→ **TASK BRIEF**: Return each line of the listing below, unchanged, and omit the images.

Stored data entries:
----

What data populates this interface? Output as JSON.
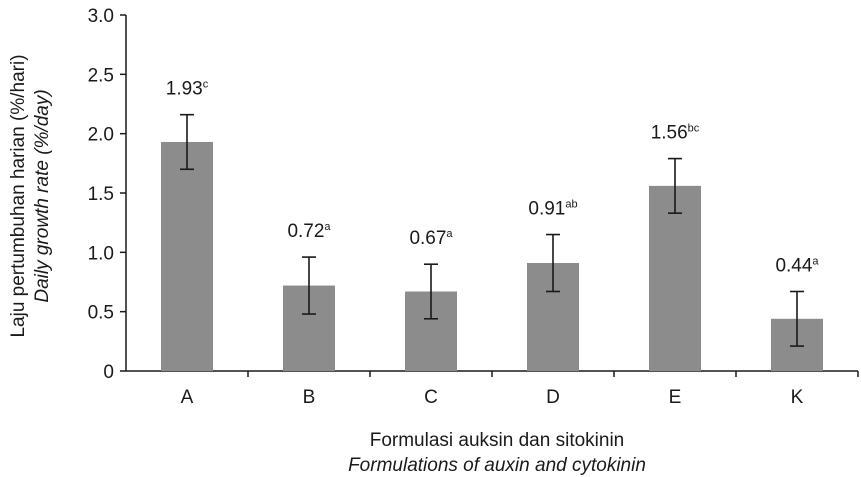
{
  "chart_data": {
    "type": "bar",
    "categories": [
      "A",
      "B",
      "C",
      "D",
      "E",
      "K"
    ],
    "values": [
      1.93,
      0.72,
      0.67,
      0.91,
      1.56,
      0.44
    ],
    "error_bars": [
      0.23,
      0.24,
      0.23,
      0.24,
      0.23,
      0.23
    ],
    "data_labels": [
      {
        "value": "1.93",
        "superscript": "c"
      },
      {
        "value": "0.72",
        "superscript": "a"
      },
      {
        "value": "0.67",
        "superscript": "a"
      },
      {
        "value": "0.91",
        "superscript": "ab"
      },
      {
        "value": "1.56",
        "superscript": "bc"
      },
      {
        "value": "0.44",
        "superscript": "a"
      }
    ],
    "ylim": [
      0,
      3.0
    ],
    "yticks": [
      "0",
      "0.5",
      "1.0",
      "1.5",
      "2.0",
      "2.5",
      "3.0"
    ],
    "xlabel_line1": "Formulasi auksin dan sitokinin",
    "xlabel_line2": "Formulations of auxin and cytokinin",
    "ylabel_line1": "Laju pertumbuhan harian (%/hari)",
    "ylabel_line2": "Daily growth rate (%/day)",
    "grid": false,
    "bar_color": "#8c8c8c",
    "axis_color": "#1a1a1a"
  }
}
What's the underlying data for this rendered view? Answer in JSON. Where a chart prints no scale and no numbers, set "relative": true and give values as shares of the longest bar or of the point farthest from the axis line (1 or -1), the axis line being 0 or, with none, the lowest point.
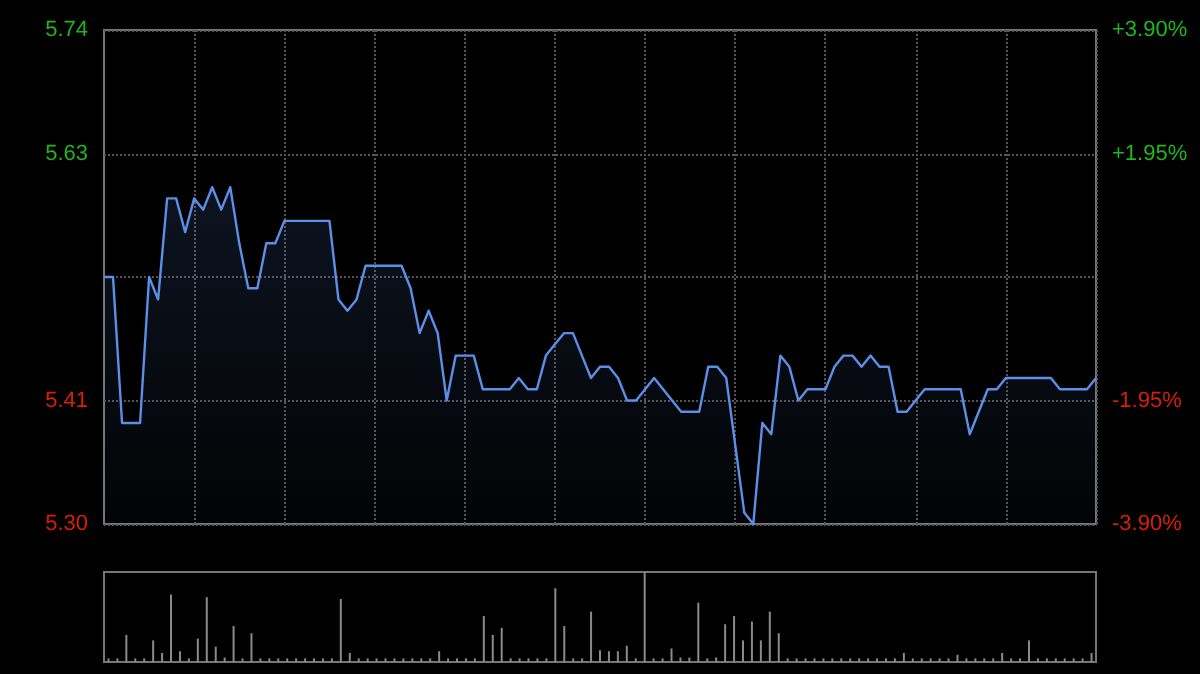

----

→ **SOLUTION**:
What data populates this interface? Output as JSON.
{
  "chart_data": {
    "type": "bar",
    "categories": [
      "A",
      "B",
      "C",
      "D",
      "E",
      "K"
    ],
    "values": [
      1.93,
      0.72,
      0.67,
      0.91,
      1.56,
      0.44
    ],
    "error_bars": [
      0.23,
      0.24,
      0.23,
      0.24,
      0.23,
      0.23
    ],
    "data_labels": [
      {
        "value": "1.93",
        "superscript": "c"
      },
      {
        "value": "0.72",
        "superscript": "a"
      },
      {
        "value": "0.67",
        "superscript": "a"
      },
      {
        "value": "0.91",
        "superscript": "ab"
      },
      {
        "value": "1.56",
        "superscript": "bc"
      },
      {
        "value": "0.44",
        "superscript": "a"
      }
    ],
    "ylim": [
      0,
      3.0
    ],
    "yticks": [
      "0",
      "0.5",
      "1.0",
      "1.5",
      "2.0",
      "2.5",
      "3.0"
    ],
    "xlabel_line1": "Formulasi auksin dan sitokinin",
    "xlabel_line2": "Formulations of auxin and cytokinin",
    "ylabel_line1": "Laju pertumbuhan harian (%/hari)",
    "ylabel_line2": "Daily growth rate (%/day)",
    "grid": false,
    "bar_color": "#8c8c8c",
    "axis_color": "#1a1a1a"
  }
}
What's the underlying data for this rendered view? Answer in JSON. Where a chart prints no scale and no numbers, set "relative": true and give values as shares of the longest bar or of the point farthest from the axis line (1 or -1), the axis line being 0 or, with none, the lowest point.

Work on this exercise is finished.